- **Trecho do texto**
○ ○ ○ ○
Justamente a Polônia e os países do Grupo de Visegrado (Hungria, República Tcheca e Eslováquia) constituem um dos nós de maior importância para o futuro do projeto europeu. Juntos os quatro somam uma população parecida à da França ou a da Itália e o quinto PIB da UE (quarto após a saída do Reino Unido). Representam a espinha dorsal dessa Europa centro-oriental que tanto ansiou a adesão à UE após a queda do muro de Berlim, quando o papa João Paulo II clamava para que a Europa voltasse a “respirar com seus dois pulmões”. Sua mudança de atitude é, em certo sentido, assombrosa. Depois de ter recebido transferências vultuosas em forma de fundos estruturais e de ter protagonizado uma etapa de desenvolvimento sustentado, agora formam um combativo grupo de oposição a um leque de polícias europeias, especialmente as relacionadas com questões migratórias e com uma visão liberal da sociedade. O quarteto, encabeçado pelos Governos polonês e húngaro, mostra que a resistência ao projeto integrador não se deve somente aos problemas econômicos.

Frequentemente se relaciona o atual auge nacional-populista no Ocidente com a Grande Recessão de 2008-2009. O caso do Visegrado evidencia que há muito mais além disso. Todos os países da zona do euro entraram em recessão em 2009; das 39 economias consideradas como avançadas pelo FMI, só Austrália, Israel, Coreia do Sul e Macau se salvaram.
○ ○ ○ ○
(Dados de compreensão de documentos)
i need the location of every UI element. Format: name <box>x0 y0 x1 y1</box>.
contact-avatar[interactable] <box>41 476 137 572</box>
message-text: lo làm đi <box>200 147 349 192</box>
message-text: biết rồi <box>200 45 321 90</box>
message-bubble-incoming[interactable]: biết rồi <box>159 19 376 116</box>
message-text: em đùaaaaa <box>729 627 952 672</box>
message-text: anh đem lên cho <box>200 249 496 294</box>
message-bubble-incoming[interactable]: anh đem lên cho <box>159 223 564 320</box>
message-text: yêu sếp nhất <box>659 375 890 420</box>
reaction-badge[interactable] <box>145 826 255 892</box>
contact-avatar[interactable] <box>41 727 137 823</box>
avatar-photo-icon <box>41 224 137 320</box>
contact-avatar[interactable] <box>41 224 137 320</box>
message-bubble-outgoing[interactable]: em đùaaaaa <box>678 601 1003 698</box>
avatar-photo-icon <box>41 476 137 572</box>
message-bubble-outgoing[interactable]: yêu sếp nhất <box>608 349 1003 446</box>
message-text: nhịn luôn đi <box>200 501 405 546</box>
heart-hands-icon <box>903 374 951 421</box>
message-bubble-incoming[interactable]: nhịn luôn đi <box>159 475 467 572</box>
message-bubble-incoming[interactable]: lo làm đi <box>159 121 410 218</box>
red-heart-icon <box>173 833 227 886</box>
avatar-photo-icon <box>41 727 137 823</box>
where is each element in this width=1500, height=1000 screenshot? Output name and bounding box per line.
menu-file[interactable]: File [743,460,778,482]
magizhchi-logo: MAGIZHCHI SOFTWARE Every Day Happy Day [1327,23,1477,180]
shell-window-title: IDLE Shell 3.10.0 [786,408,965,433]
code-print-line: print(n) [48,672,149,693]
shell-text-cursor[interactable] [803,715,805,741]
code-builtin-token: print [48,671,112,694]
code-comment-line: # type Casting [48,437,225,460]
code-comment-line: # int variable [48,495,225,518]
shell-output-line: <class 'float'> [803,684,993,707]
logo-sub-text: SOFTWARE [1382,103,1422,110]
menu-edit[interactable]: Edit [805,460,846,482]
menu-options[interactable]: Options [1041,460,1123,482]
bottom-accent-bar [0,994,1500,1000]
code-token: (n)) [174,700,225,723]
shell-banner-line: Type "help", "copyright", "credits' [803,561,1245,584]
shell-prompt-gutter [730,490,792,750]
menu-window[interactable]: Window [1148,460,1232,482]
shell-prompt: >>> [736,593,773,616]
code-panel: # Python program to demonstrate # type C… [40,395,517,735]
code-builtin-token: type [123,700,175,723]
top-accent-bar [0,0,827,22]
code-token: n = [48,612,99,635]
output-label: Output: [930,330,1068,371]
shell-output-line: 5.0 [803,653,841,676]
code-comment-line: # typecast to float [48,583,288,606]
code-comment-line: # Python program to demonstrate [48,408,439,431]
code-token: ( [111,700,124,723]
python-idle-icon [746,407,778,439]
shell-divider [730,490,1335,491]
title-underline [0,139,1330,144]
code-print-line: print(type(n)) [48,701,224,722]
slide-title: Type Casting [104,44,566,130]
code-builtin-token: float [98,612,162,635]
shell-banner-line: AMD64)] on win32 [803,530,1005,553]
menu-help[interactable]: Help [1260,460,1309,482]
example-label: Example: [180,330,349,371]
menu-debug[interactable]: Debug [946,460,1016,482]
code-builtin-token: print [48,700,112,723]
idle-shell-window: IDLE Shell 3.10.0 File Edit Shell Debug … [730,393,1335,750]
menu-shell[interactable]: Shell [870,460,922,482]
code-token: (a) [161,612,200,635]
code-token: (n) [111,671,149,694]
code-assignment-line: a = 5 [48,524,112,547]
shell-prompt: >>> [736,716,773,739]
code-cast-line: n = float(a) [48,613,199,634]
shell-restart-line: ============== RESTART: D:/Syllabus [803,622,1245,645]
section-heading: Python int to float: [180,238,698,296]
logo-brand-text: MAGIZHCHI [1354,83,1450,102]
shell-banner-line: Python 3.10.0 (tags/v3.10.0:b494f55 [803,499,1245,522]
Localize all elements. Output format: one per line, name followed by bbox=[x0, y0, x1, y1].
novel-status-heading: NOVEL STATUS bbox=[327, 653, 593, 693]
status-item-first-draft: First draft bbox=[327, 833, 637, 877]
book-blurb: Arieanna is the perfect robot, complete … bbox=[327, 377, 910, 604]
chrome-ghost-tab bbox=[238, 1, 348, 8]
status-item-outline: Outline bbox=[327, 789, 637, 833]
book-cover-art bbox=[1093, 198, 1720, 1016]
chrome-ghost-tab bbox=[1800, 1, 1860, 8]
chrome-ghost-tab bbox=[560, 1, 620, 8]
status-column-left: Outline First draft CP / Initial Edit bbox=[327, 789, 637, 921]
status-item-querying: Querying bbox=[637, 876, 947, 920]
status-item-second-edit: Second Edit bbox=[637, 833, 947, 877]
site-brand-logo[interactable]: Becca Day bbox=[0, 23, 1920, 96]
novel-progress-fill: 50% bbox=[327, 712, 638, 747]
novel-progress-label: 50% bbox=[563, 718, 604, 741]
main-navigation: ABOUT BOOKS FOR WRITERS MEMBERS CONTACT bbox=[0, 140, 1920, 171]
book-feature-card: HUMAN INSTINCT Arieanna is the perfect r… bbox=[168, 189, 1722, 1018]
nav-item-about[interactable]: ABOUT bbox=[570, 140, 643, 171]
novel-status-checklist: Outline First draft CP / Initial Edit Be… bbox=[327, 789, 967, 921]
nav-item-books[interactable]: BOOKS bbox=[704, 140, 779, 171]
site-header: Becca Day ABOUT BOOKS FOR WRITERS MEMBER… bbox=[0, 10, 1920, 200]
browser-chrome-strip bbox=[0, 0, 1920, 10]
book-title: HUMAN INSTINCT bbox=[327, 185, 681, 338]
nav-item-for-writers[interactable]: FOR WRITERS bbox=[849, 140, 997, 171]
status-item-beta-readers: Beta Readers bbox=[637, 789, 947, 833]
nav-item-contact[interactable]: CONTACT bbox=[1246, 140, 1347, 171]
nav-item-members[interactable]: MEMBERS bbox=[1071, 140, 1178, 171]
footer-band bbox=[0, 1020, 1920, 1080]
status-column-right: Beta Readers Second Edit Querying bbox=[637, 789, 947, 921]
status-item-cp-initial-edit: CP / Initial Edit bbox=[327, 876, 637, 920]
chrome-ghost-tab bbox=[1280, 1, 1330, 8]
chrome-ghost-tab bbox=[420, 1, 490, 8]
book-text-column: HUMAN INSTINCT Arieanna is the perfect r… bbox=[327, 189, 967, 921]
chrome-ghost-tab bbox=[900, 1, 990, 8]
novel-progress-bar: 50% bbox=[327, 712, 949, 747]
○ ○ ○ ○
- **Tarefa**
De acordo com o trecho sobre o Grupo de Visegrado, quais economias consideradas avançadas pelo FMI escaparam da recessão? Os registros são um material separado do texto.

- **Resposta**
Austrália, Israel, Coreia do Sul e Macau.